→ **Problem requirements**:
Tally every line featuring "доцент", then give that tally alone.

→ **Information provided**:

----

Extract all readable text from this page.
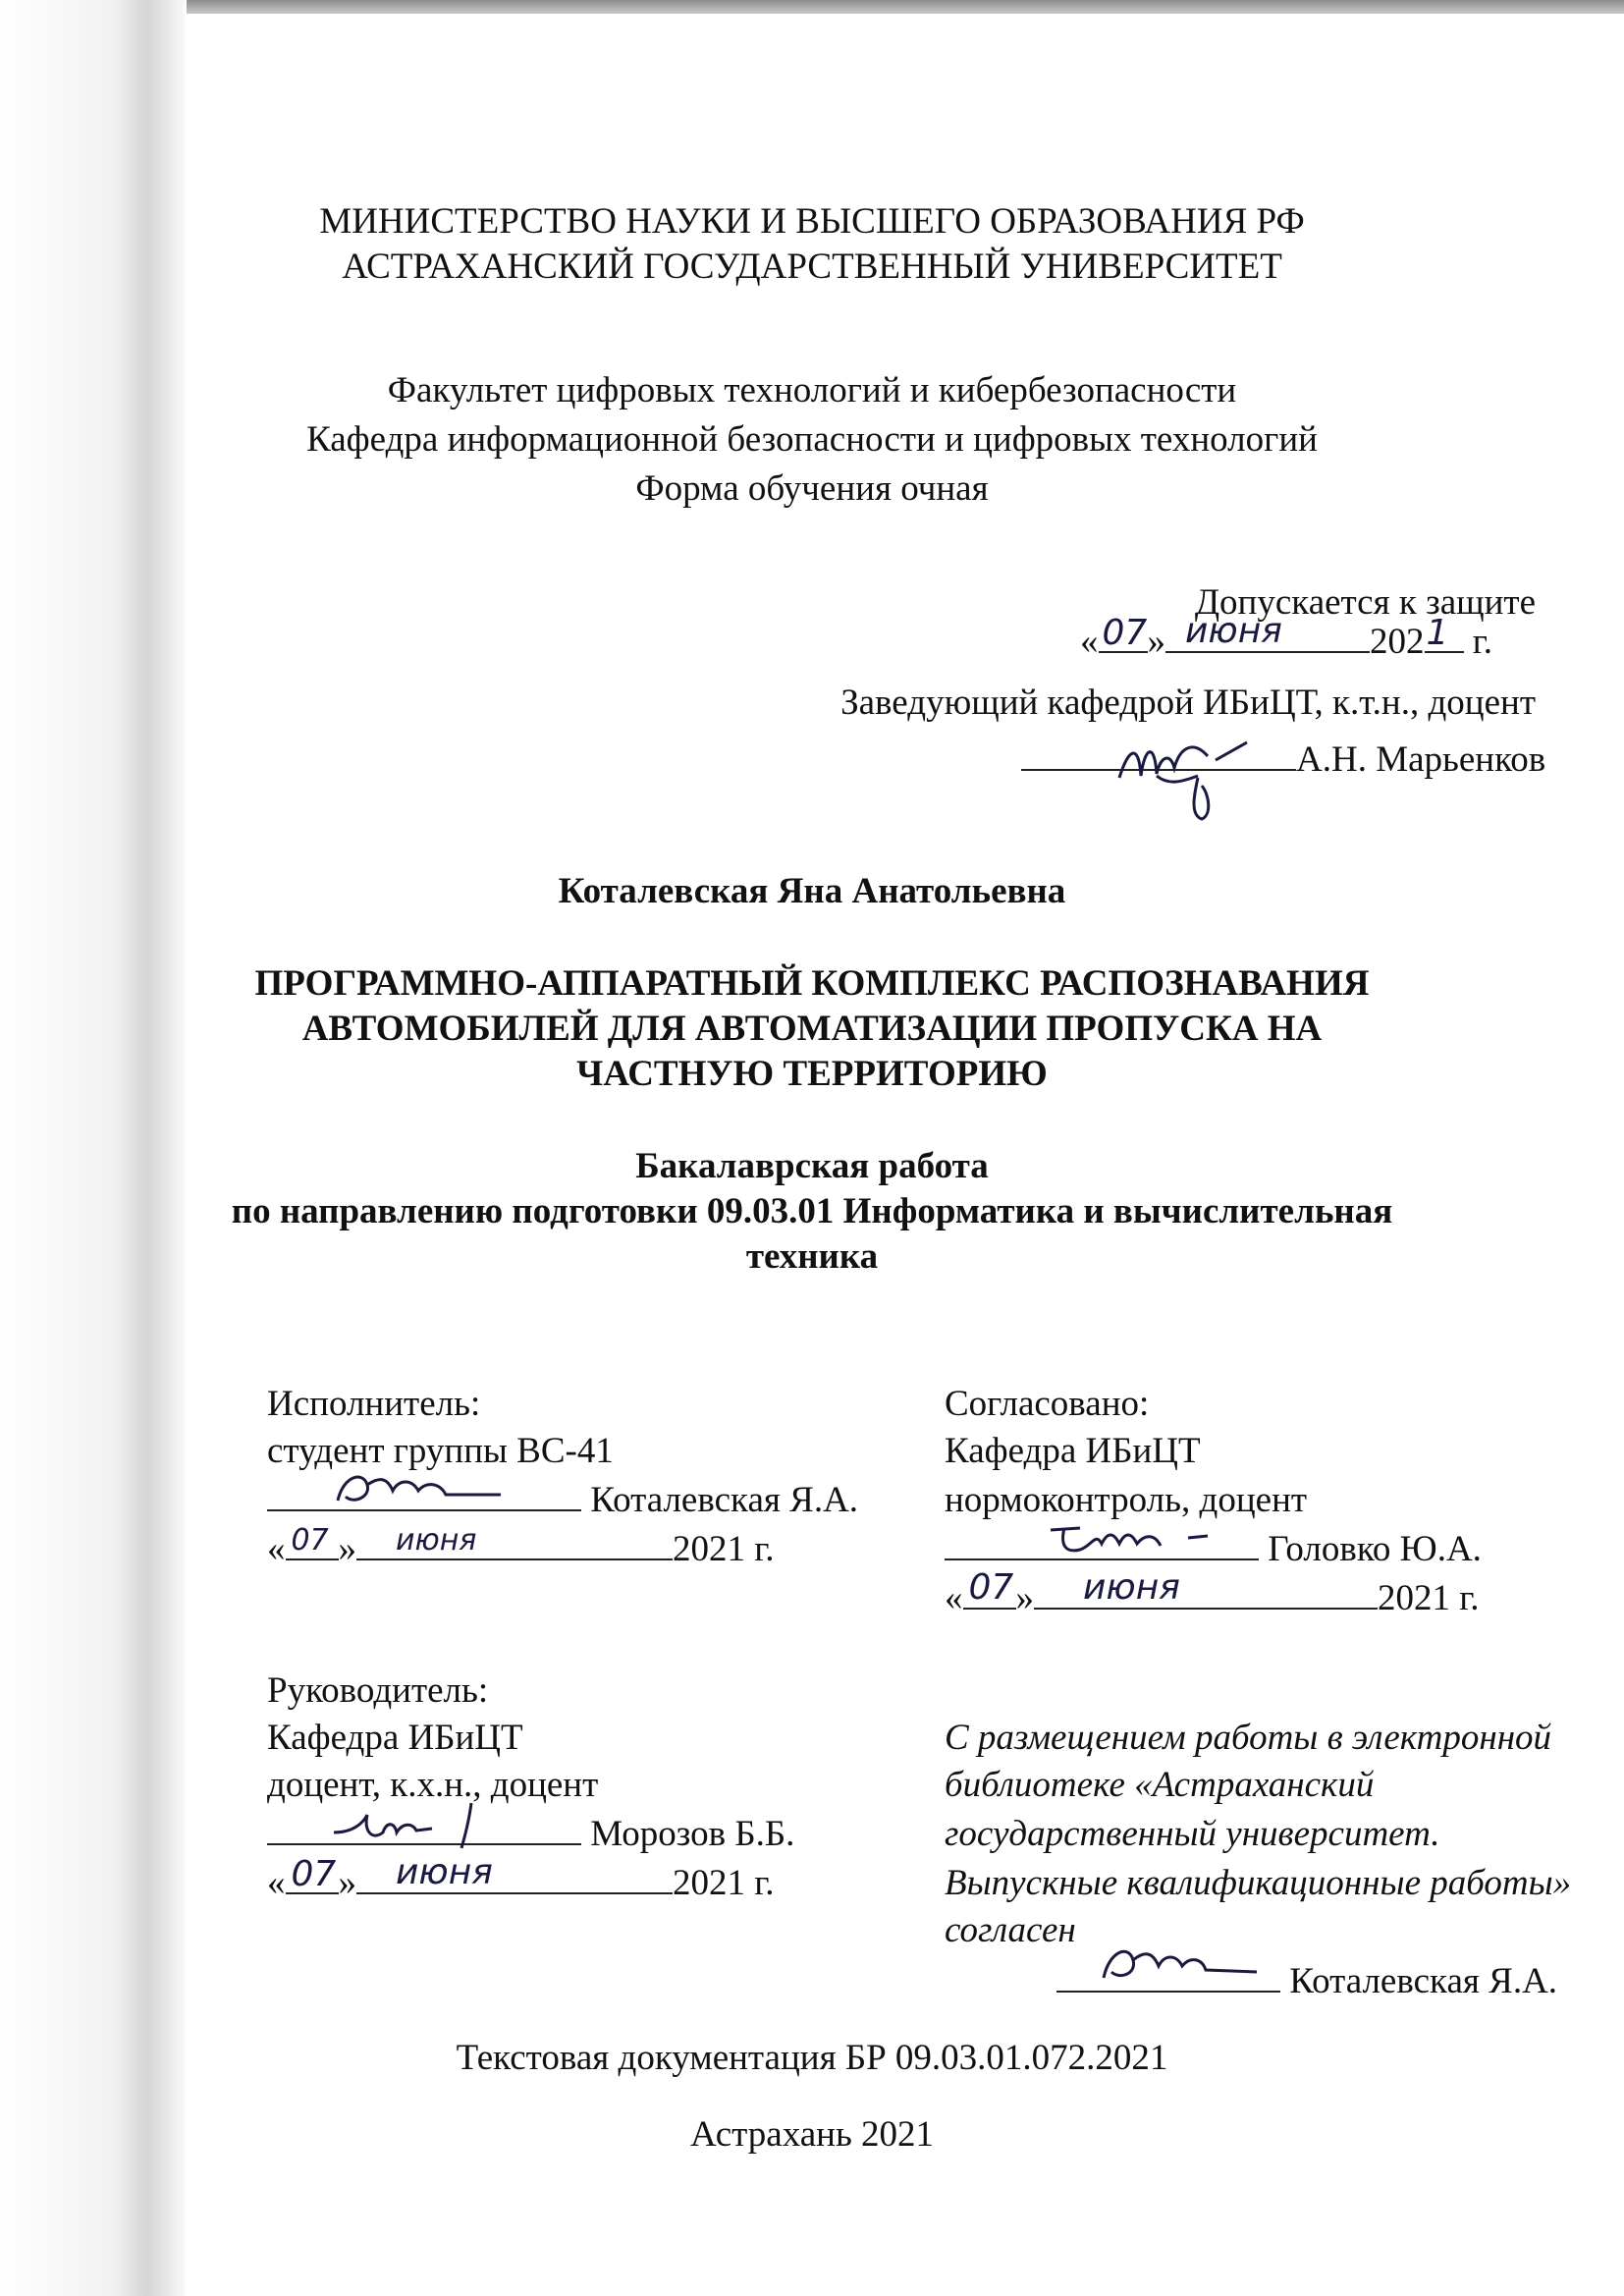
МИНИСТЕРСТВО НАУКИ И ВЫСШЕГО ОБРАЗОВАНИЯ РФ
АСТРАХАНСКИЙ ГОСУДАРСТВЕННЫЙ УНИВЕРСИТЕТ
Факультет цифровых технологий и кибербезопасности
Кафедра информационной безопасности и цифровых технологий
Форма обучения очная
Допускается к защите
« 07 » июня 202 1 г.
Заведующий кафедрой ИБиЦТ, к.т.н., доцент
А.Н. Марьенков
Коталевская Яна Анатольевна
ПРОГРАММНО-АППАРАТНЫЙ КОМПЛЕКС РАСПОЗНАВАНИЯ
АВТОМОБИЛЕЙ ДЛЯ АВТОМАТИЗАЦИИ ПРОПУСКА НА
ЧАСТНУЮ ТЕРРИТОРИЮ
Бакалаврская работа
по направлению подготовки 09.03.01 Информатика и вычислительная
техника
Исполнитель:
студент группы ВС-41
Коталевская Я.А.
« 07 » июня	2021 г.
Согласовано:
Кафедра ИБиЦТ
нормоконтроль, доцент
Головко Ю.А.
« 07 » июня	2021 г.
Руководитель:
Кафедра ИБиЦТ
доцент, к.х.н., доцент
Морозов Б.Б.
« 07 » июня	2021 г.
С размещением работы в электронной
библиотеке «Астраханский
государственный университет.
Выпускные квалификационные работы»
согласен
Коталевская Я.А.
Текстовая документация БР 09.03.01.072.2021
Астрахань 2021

----

→ **Exercise result**:
3